DATA ROWS -
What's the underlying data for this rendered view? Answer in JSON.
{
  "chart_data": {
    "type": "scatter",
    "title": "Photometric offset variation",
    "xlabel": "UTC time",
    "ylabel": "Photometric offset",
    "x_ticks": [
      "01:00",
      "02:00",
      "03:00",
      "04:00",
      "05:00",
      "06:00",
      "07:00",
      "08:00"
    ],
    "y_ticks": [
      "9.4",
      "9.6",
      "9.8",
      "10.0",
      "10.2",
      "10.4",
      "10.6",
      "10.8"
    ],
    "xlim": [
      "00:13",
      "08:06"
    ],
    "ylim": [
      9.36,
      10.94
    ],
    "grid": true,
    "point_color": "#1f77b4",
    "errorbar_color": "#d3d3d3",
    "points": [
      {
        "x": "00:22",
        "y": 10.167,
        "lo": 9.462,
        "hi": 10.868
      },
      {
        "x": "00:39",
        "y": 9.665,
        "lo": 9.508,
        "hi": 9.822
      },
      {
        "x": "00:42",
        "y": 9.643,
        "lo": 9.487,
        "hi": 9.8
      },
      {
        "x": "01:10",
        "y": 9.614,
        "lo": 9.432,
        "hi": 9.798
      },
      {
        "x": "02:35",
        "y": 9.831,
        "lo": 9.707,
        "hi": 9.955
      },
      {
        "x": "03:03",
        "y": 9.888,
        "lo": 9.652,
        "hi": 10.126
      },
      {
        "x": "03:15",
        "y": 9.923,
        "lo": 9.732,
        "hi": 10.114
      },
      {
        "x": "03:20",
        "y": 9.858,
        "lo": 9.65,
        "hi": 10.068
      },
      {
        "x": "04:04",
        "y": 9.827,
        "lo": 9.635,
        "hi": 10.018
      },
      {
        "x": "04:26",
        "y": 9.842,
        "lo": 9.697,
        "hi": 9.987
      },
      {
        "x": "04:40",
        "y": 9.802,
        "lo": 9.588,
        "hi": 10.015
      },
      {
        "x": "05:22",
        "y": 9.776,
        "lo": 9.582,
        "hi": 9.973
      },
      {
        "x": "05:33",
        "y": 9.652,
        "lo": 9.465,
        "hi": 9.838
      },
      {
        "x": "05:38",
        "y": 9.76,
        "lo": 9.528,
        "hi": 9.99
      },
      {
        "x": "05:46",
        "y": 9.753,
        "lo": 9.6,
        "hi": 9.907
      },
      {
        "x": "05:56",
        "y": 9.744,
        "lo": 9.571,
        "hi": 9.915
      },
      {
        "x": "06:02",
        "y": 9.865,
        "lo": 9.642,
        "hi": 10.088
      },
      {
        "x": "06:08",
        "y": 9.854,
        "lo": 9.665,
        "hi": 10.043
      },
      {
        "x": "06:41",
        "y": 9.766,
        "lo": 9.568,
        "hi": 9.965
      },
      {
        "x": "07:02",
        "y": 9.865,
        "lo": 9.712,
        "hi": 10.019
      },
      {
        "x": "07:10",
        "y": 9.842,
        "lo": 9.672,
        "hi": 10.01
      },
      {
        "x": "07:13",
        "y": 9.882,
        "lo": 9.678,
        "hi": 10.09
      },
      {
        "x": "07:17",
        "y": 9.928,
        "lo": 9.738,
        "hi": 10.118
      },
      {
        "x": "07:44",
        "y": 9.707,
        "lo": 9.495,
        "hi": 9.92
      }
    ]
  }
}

REQUIREMENTS -
Reproduce each record shown above without altering a single word.

RESULT BELOW -
What's the underlying data for this rendered view? Answer in JSON.
{
  "chart_data": {
    "type": "scatter",
    "title": "Photometric offset variation",
    "xlabel": "UTC time",
    "ylabel": "Photometric offset",
    "x_ticks": [
      "01:00",
      "02:00",
      "03:00",
      "04:00",
      "05:00",
      "06:00",
      "07:00",
      "08:00"
    ],
    "y_ticks": [
      "9.4",
      "9.6",
      "9.8",
      "10.0",
      "10.2",
      "10.4",
      "10.6",
      "10.8"
    ],
    "xlim": [
      "00:13",
      "08:06"
    ],
    "ylim": [
      9.36,
      10.94
    ],
    "grid": true,
    "point_color": "#1f77b4",
    "errorbar_color": "#d3d3d3",
    "points": [
      {
        "x": "00:22",
        "y": 10.167,
        "lo": 9.462,
        "hi": 10.868
      },
      {
        "x": "00:39",
        "y": 9.665,
        "lo": 9.508,
        "hi": 9.822
      },
      {
        "x": "00:42",
        "y": 9.643,
        "lo": 9.487,
        "hi": 9.8
      },
      {
        "x": "01:10",
        "y": 9.614,
        "lo": 9.432,
        "hi": 9.798
      },
      {
        "x": "02:35",
        "y": 9.831,
        "lo": 9.707,
        "hi": 9.955
      },
      {
        "x": "03:03",
        "y": 9.888,
        "lo": 9.652,
        "hi": 10.126
      },
      {
        "x": "03:15",
        "y": 9.923,
        "lo": 9.732,
        "hi": 10.114
      },
      {
        "x": "03:20",
        "y": 9.858,
        "lo": 9.65,
        "hi": 10.068
      },
      {
        "x": "04:04",
        "y": 9.827,
        "lo": 9.635,
        "hi": 10.018
      },
      {
        "x": "04:26",
        "y": 9.842,
        "lo": 9.697,
        "hi": 9.987
      },
      {
        "x": "04:40",
        "y": 9.802,
        "lo": 9.588,
        "hi": 10.015
      },
      {
        "x": "05:22",
        "y": 9.776,
        "lo": 9.582,
        "hi": 9.973
      },
      {
        "x": "05:33",
        "y": 9.652,
        "lo": 9.465,
        "hi": 9.838
      },
      {
        "x": "05:38",
        "y": 9.76,
        "lo": 9.528,
        "hi": 9.99
      },
      {
        "x": "05:46",
        "y": 9.753,
        "lo": 9.6,
        "hi": 9.907
      },
      {
        "x": "05:56",
        "y": 9.744,
        "lo": 9.571,
        "hi": 9.915
      },
      {
        "x": "06:02",
        "y": 9.865,
        "lo": 9.642,
        "hi": 10.088
      },
      {
        "x": "06:08",
        "y": 9.854,
        "lo": 9.665,
        "hi": 10.043
      },
      {
        "x": "06:41",
        "y": 9.766,
        "lo": 9.568,
        "hi": 9.965
      },
      {
        "x": "07:02",
        "y": 9.865,
        "lo": 9.712,
        "hi": 10.019
      },
      {
        "x": "07:10",
        "y": 9.842,
        "lo": 9.672,
        "hi": 10.01
      },
      {
        "x": "07:13",
        "y": 9.882,
        "lo": 9.678,
        "hi": 10.09
      },
      {
        "x": "07:17",
        "y": 9.928,
        "lo": 9.738,
        "hi": 10.118
      },
      {
        "x": "07:44",
        "y": 9.707,
        "lo": 9.495,
        "hi": 9.92
      }
    ]
  }
}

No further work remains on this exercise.